··· RAW RECORDS ···

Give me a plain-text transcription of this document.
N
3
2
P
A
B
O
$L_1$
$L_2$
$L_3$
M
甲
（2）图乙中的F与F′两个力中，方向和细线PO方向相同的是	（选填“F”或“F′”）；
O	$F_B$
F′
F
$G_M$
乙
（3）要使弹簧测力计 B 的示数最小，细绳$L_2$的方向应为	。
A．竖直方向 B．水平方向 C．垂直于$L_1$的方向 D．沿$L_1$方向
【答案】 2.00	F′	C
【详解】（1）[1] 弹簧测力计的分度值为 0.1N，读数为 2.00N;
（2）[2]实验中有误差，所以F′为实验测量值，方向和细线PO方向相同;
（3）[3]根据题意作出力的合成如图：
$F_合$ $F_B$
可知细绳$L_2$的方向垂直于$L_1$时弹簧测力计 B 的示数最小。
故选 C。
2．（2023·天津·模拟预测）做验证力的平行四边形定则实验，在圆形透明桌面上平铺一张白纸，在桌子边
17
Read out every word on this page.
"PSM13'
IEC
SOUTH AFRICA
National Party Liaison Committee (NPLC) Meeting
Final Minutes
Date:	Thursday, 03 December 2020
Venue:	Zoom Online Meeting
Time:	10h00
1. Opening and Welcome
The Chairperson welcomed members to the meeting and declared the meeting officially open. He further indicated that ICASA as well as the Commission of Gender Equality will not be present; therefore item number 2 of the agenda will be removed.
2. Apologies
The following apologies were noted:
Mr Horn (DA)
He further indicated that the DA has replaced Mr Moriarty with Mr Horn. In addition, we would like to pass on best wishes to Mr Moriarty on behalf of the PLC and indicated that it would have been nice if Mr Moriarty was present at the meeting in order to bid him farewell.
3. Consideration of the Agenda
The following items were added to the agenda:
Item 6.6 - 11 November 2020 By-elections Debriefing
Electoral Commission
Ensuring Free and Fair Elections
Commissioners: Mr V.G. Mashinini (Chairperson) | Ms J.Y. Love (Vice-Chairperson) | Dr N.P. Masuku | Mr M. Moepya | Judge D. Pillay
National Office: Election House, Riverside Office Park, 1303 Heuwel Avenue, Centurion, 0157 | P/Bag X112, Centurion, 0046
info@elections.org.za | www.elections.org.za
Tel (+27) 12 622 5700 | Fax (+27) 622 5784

···

• [PROBLEM DETAILS]
Pull out each line of the listing that holds the string "National".

• [SOLUTION TO THIS EXERCISE]
National Party Liaison Committee (NPLC) Meeting
National Office: Election House, Riverside Office Park, 1303 Heuwel Avenue, Centurion, 0157 | P/Bag X112, Centurion, 0046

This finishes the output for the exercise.